→ Given records
■ ■ ■
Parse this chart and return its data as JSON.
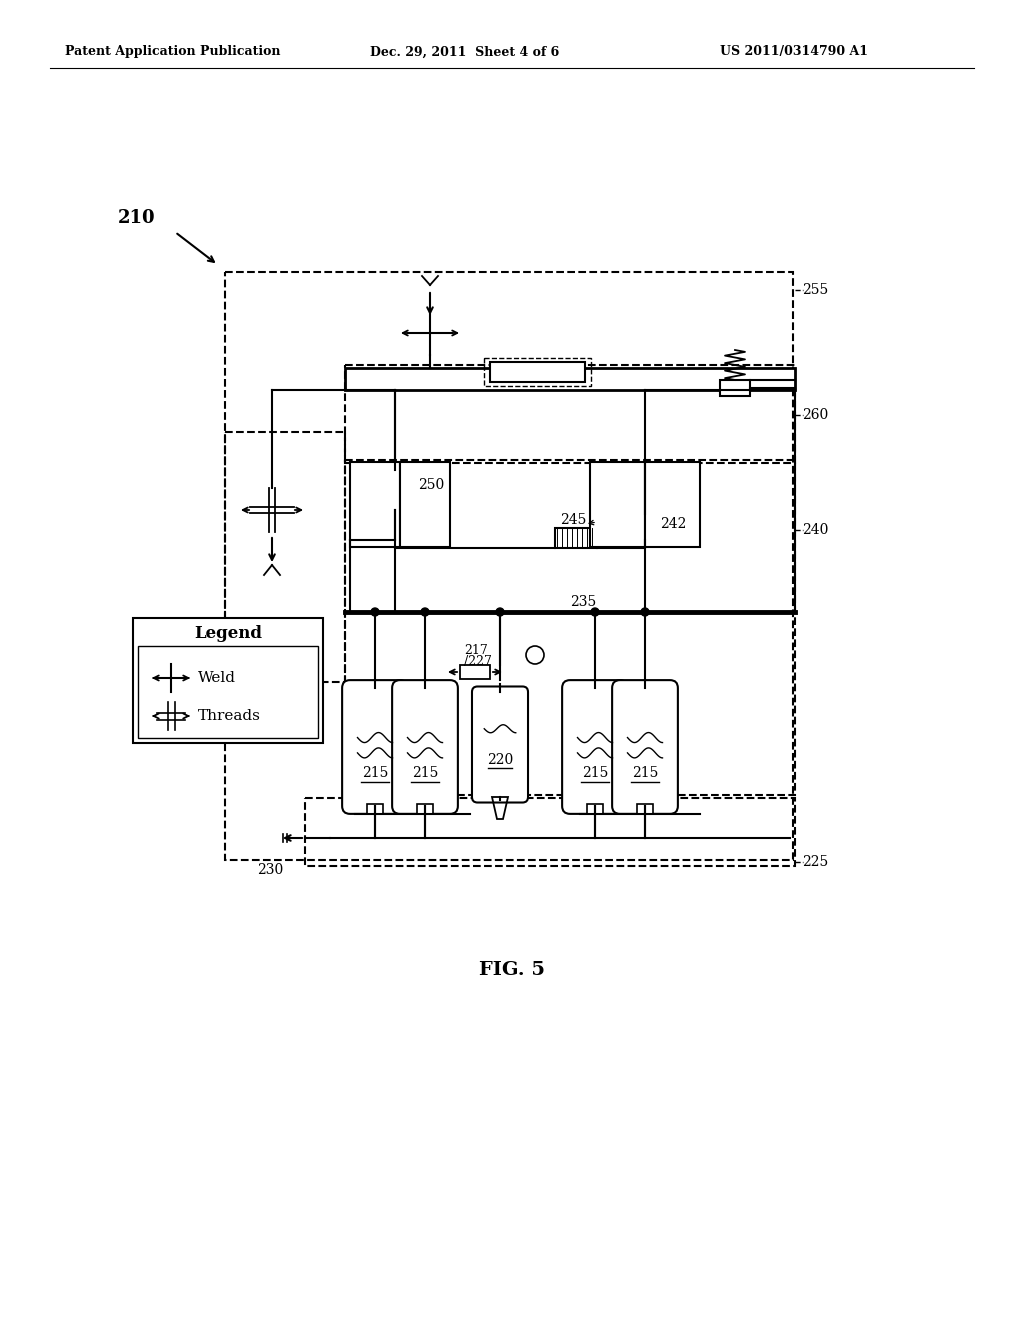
{
  "bg_color": "#ffffff",
  "header_left": "Patent Application Publication",
  "header_mid": "Dec. 29, 2011  Sheet 4 of 6",
  "header_right": "US 2011/0314790 A1",
  "fig_label": "FIG. 5",
  "label_210": "210",
  "label_255": "255",
  "label_260": "260",
  "label_250": "250",
  "label_245": "245",
  "label_242": "242",
  "label_240": "240",
  "label_235": "235",
  "label_217": "217",
  "label_227": "227",
  "label_220": "220",
  "label_215": "215",
  "label_230": "230",
  "label_225": "225",
  "legend_title": "Legend",
  "legend_weld": "Weld",
  "legend_threads": "Threads",
  "lc": "#000000"
}
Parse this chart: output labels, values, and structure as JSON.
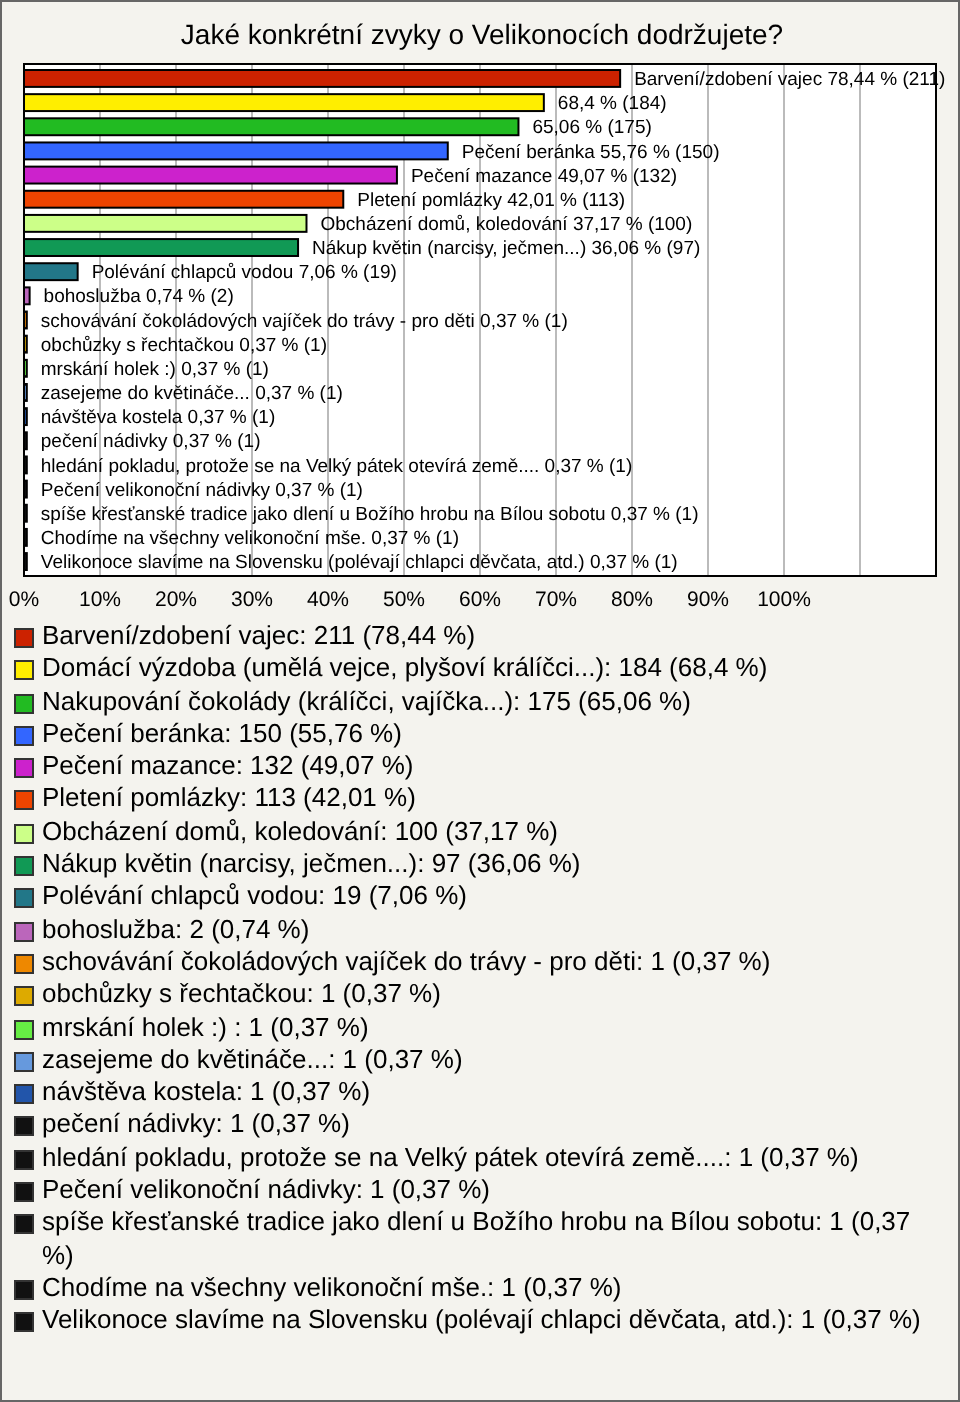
{
  "chart_data": {
    "type": "bar",
    "orientation": "horizontal",
    "title": "Jaké konkrétní zvyky o Velikonocích dodržujete?",
    "categories": [
      null,
      null,
      null,
      null,
      null,
      null,
      null,
      null,
      null,
      null,
      null,
      null,
      null,
      null,
      null,
      null,
      null,
      null,
      null,
      null,
      null
    ],
    "series": [
      {
        "name": "Barvení/zdobení vajec: 211 (78,44 %)",
        "color": "#cc2200",
        "values": [
          78.44,
          null,
          null,
          null,
          null,
          null,
          null,
          null,
          null,
          null,
          null,
          null,
          null,
          null,
          null,
          null,
          null,
          null,
          null,
          null,
          null
        ],
        "value_labels": [
          "Barvení/zdobení vajec 78,44 % (211)",
          null,
          null,
          null,
          null,
          null,
          null,
          null,
          null,
          null,
          null,
          null,
          null,
          null,
          null,
          null,
          null,
          null,
          null,
          null,
          null
        ]
      },
      {
        "name": "Domácí výzdoba (umělá vejce, plyšoví králíčci...): 184 (68,4 %)",
        "color": "#ffee00",
        "values": [
          null,
          68.4,
          null,
          null,
          null,
          null,
          null,
          null,
          null,
          null,
          null,
          null,
          null,
          null,
          null,
          null,
          null,
          null,
          null,
          null,
          null
        ],
        "value_labels": [
          null,
          "68,4 % (184)",
          null,
          null,
          null,
          null,
          null,
          null,
          null,
          null,
          null,
          null,
          null,
          null,
          null,
          null,
          null,
          null,
          null,
          null,
          null
        ]
      },
      {
        "name": "Nakupování čokolády (králíčci, vajíčka...): 175 (65,06 %)",
        "color": "#22bb22",
        "values": [
          null,
          null,
          65.06,
          null,
          null,
          null,
          null,
          null,
          null,
          null,
          null,
          null,
          null,
          null,
          null,
          null,
          null,
          null,
          null,
          null,
          null
        ],
        "value_labels": [
          null,
          null,
          "65,06 % (175)",
          null,
          null,
          null,
          null,
          null,
          null,
          null,
          null,
          null,
          null,
          null,
          null,
          null,
          null,
          null,
          null,
          null,
          null
        ]
      },
      {
        "name": "Pečení beránka: 150 (55,76 %)",
        "color": "#3366ff",
        "values": [
          null,
          null,
          null,
          55.76,
          null,
          null,
          null,
          null,
          null,
          null,
          null,
          null,
          null,
          null,
          null,
          null,
          null,
          null,
          null,
          null,
          null
        ],
        "value_labels": [
          null,
          null,
          null,
          "Pečení beránka 55,76 % (150)",
          null,
          null,
          null,
          null,
          null,
          null,
          null,
          null,
          null,
          null,
          null,
          null,
          null,
          null,
          null,
          null,
          null
        ]
      },
      {
        "name": "Pečení mazance: 132 (49,07 %)",
        "color": "#cc22cc",
        "values": [
          null,
          null,
          null,
          null,
          49.07,
          null,
          null,
          null,
          null,
          null,
          null,
          null,
          null,
          null,
          null,
          null,
          null,
          null,
          null,
          null,
          null
        ],
        "value_labels": [
          null,
          null,
          null,
          null,
          "Pečení mazance 49,07 % (132)",
          null,
          null,
          null,
          null,
          null,
          null,
          null,
          null,
          null,
          null,
          null,
          null,
          null,
          null,
          null,
          null
        ]
      },
      {
        "name": "Pletení pomlázky: 113 (42,01 %)",
        "color": "#ee4400",
        "values": [
          null,
          null,
          null,
          null,
          null,
          42.01,
          null,
          null,
          null,
          null,
          null,
          null,
          null,
          null,
          null,
          null,
          null,
          null,
          null,
          null,
          null
        ],
        "value_labels": [
          null,
          null,
          null,
          null,
          null,
          "Pletení pomlázky 42,01 % (113)",
          null,
          null,
          null,
          null,
          null,
          null,
          null,
          null,
          null,
          null,
          null,
          null,
          null,
          null,
          null
        ]
      },
      {
        "name": "Obcházení domů, koledování: 100 (37,17 %)",
        "color": "#ccff88",
        "values": [
          null,
          null,
          null,
          null,
          null,
          null,
          37.17,
          null,
          null,
          null,
          null,
          null,
          null,
          null,
          null,
          null,
          null,
          null,
          null,
          null,
          null
        ],
        "value_labels": [
          null,
          null,
          null,
          null,
          null,
          null,
          "Obcházení domů, koledování 37,17 % (100)",
          null,
          null,
          null,
          null,
          null,
          null,
          null,
          null,
          null,
          null,
          null,
          null,
          null,
          null
        ]
      },
      {
        "name": "Nákup květin (narcisy, ječmen...): 97 (36,06 %)",
        "color": "#119955",
        "values": [
          null,
          null,
          null,
          null,
          null,
          null,
          null,
          36.06,
          null,
          null,
          null,
          null,
          null,
          null,
          null,
          null,
          null,
          null,
          null,
          null,
          null
        ],
        "value_labels": [
          null,
          null,
          null,
          null,
          null,
          null,
          null,
          "Nákup květin (narcisy, ječmen...) 36,06 % (97)",
          null,
          null,
          null,
          null,
          null,
          null,
          null,
          null,
          null,
          null,
          null,
          null,
          null
        ]
      },
      {
        "name": "Polévání chlapců vodou: 19 (7,06 %)",
        "color": "#227788",
        "values": [
          null,
          null,
          null,
          null,
          null,
          null,
          null,
          null,
          7.06,
          null,
          null,
          null,
          null,
          null,
          null,
          null,
          null,
          null,
          null,
          null,
          null
        ],
        "value_labels": [
          null,
          null,
          null,
          null,
          null,
          null,
          null,
          null,
          "Polévání chlapců vodou 7,06 % (19)",
          null,
          null,
          null,
          null,
          null,
          null,
          null,
          null,
          null,
          null,
          null,
          null
        ]
      },
      {
        "name": "bohoslužba: 2 (0,74 %)",
        "color": "#bb66bb",
        "values": [
          null,
          null,
          null,
          null,
          null,
          null,
          null,
          null,
          null,
          0.74,
          null,
          null,
          null,
          null,
          null,
          null,
          null,
          null,
          null,
          null,
          null
        ],
        "value_labels": [
          null,
          null,
          null,
          null,
          null,
          null,
          null,
          null,
          null,
          "bohoslužba 0,74 % (2)",
          null,
          null,
          null,
          null,
          null,
          null,
          null,
          null,
          null,
          null,
          null
        ]
      },
      {
        "name": "schovávání čokoládových vajíček do trávy - pro děti: 1 (0,37 %)",
        "color": "#ee8800",
        "values": [
          null,
          null,
          null,
          null,
          null,
          null,
          null,
          null,
          null,
          null,
          0.37,
          null,
          null,
          null,
          null,
          null,
          null,
          null,
          null,
          null,
          null
        ],
        "value_labels": [
          null,
          null,
          null,
          null,
          null,
          null,
          null,
          null,
          null,
          null,
          "schovávání čokoládových vajíček do trávy - pro děti 0,37 % (1)",
          null,
          null,
          null,
          null,
          null,
          null,
          null,
          null,
          null,
          null
        ]
      },
      {
        "name": "obchůzky s řechtačkou: 1 (0,37 %)",
        "color": "#ddaa00",
        "values": [
          null,
          null,
          null,
          null,
          null,
          null,
          null,
          null,
          null,
          null,
          null,
          0.37,
          null,
          null,
          null,
          null,
          null,
          null,
          null,
          null,
          null
        ],
        "value_labels": [
          null,
          null,
          null,
          null,
          null,
          null,
          null,
          null,
          null,
          null,
          null,
          "obchůzky s řechtačkou 0,37 % (1)",
          null,
          null,
          null,
          null,
          null,
          null,
          null,
          null,
          null
        ]
      },
      {
        "name": "mrskání holek :) : 1 (0,37 %)",
        "color": "#66ee44",
        "values": [
          null,
          null,
          null,
          null,
          null,
          null,
          null,
          null,
          null,
          null,
          null,
          null,
          0.37,
          null,
          null,
          null,
          null,
          null,
          null,
          null,
          null
        ],
        "value_labels": [
          null,
          null,
          null,
          null,
          null,
          null,
          null,
          null,
          null,
          null,
          null,
          null,
          "mrskání holek :)  0,37 % (1)",
          null,
          null,
          null,
          null,
          null,
          null,
          null,
          null
        ]
      },
      {
        "name": "zasejeme do květináče...: 1 (0,37 %)",
        "color": "#6699dd",
        "values": [
          null,
          null,
          null,
          null,
          null,
          null,
          null,
          null,
          null,
          null,
          null,
          null,
          null,
          0.37,
          null,
          null,
          null,
          null,
          null,
          null,
          null
        ],
        "value_labels": [
          null,
          null,
          null,
          null,
          null,
          null,
          null,
          null,
          null,
          null,
          null,
          null,
          null,
          "zasejeme do květináče... 0,37 % (1)",
          null,
          null,
          null,
          null,
          null,
          null,
          null
        ]
      },
      {
        "name": "návštěva kostela: 1 (0,37 %)",
        "color": "#2255aa",
        "values": [
          null,
          null,
          null,
          null,
          null,
          null,
          null,
          null,
          null,
          null,
          null,
          null,
          null,
          null,
          0.37,
          null,
          null,
          null,
          null,
          null,
          null
        ],
        "value_labels": [
          null,
          null,
          null,
          null,
          null,
          null,
          null,
          null,
          null,
          null,
          null,
          null,
          null,
          null,
          "návštěva kostela 0,37 % (1)",
          null,
          null,
          null,
          null,
          null,
          null
        ]
      },
      {
        "name": "pečení nádivky: 1 (0,37 %)",
        "color": "#111111",
        "values": [
          null,
          null,
          null,
          null,
          null,
          null,
          null,
          null,
          null,
          null,
          null,
          null,
          null,
          null,
          null,
          0.37,
          null,
          null,
          null,
          null,
          null
        ],
        "value_labels": [
          null,
          null,
          null,
          null,
          null,
          null,
          null,
          null,
          null,
          null,
          null,
          null,
          null,
          null,
          null,
          "pečení nádivky 0,37 % (1)",
          null,
          null,
          null,
          null,
          null
        ]
      },
      {
        "name": "hledání pokladu, protože se na Velký pátek otevírá země....: 1 (0,37 %)",
        "color": "#111111",
        "values": [
          null,
          null,
          null,
          null,
          null,
          null,
          null,
          null,
          null,
          null,
          null,
          null,
          null,
          null,
          null,
          null,
          0.37,
          null,
          null,
          null,
          null
        ],
        "value_labels": [
          null,
          null,
          null,
          null,
          null,
          null,
          null,
          null,
          null,
          null,
          null,
          null,
          null,
          null,
          null,
          null,
          "hledání pokladu, protože se na Velký pátek otevírá země.... 0,37 % (1)",
          null,
          null,
          null,
          null
        ]
      },
      {
        "name": "Pečení velikonoční nádivky: 1 (0,37 %)",
        "color": "#111111",
        "values": [
          null,
          null,
          null,
          null,
          null,
          null,
          null,
          null,
          null,
          null,
          null,
          null,
          null,
          null,
          null,
          null,
          null,
          0.37,
          null,
          null,
          null
        ],
        "value_labels": [
          null,
          null,
          null,
          null,
          null,
          null,
          null,
          null,
          null,
          null,
          null,
          null,
          null,
          null,
          null,
          null,
          null,
          "Pečení velikonoční nádivky 0,37 % (1)",
          null,
          null,
          null
        ]
      },
      {
        "name": "spíše křesťanské tradice jako dlení u Božího hrobu na Bílou sobotu: 1 (0,37 %)",
        "color": "#111111",
        "values": [
          null,
          null,
          null,
          null,
          null,
          null,
          null,
          null,
          null,
          null,
          null,
          null,
          null,
          null,
          null,
          null,
          null,
          null,
          0.37,
          null,
          null
        ],
        "value_labels": [
          null,
          null,
          null,
          null,
          null,
          null,
          null,
          null,
          null,
          null,
          null,
          null,
          null,
          null,
          null,
          null,
          null,
          null,
          "spíše křesťanské tradice jako dlení u Božího hrobu na Bílou sobotu 0,37 % (1)",
          null,
          null
        ]
      },
      {
        "name": "Chodíme na všechny velikonoční mše.: 1 (0,37 %)",
        "color": "#111111",
        "values": [
          null,
          null,
          null,
          null,
          null,
          null,
          null,
          null,
          null,
          null,
          null,
          null,
          null,
          null,
          null,
          null,
          null,
          null,
          null,
          0.37,
          null
        ],
        "value_labels": [
          null,
          null,
          null,
          null,
          null,
          null,
          null,
          null,
          null,
          null,
          null,
          null,
          null,
          null,
          null,
          null,
          null,
          null,
          null,
          "Chodíme na všechny velikonoční mše. 0,37 % (1)",
          null
        ]
      },
      {
        "name": "Velikonoce slavíme na Slovensku (polévají chlapci děvčata, atd.): 1 (0,37 %)",
        "color": "#111111",
        "values": [
          null,
          null,
          null,
          null,
          null,
          null,
          null,
          null,
          null,
          null,
          null,
          null,
          null,
          null,
          null,
          null,
          null,
          null,
          null,
          null,
          0.37
        ],
        "value_labels": [
          null,
          null,
          null,
          null,
          null,
          null,
          null,
          null,
          null,
          null,
          null,
          null,
          null,
          null,
          null,
          null,
          null,
          null,
          null,
          null,
          "Velikonoce slavíme na Slovensku (polévají chlapci děvčata, atd.) 0,37 % (1)"
        ]
      }
    ],
    "xlim": [
      0,
      120
    ],
    "xticks": [
      {
        "value": 0,
        "label": "0%"
      },
      {
        "value": 10,
        "label": "10%"
      },
      {
        "value": 20,
        "label": "20%"
      },
      {
        "value": 30,
        "label": "30%"
      },
      {
        "value": 40,
        "label": "40%"
      },
      {
        "value": 50,
        "label": "50%"
      },
      {
        "value": 60,
        "label": "60%"
      },
      {
        "value": 70,
        "label": "70%"
      },
      {
        "value": 80,
        "label": "80%"
      },
      {
        "value": 90,
        "label": "90%"
      },
      {
        "value": 100,
        "label": "100%"
      },
      {
        "value": 110,
        "label": null
      }
    ],
    "grid": "x",
    "legend": "bottom",
    "tick_labels": "x"
  }
}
■ ■ ■
List each line of the records that holds the string "JSON".

Parse this chart and return its data as JSON.
Parse this chart: output labels, values, and structure as JSON.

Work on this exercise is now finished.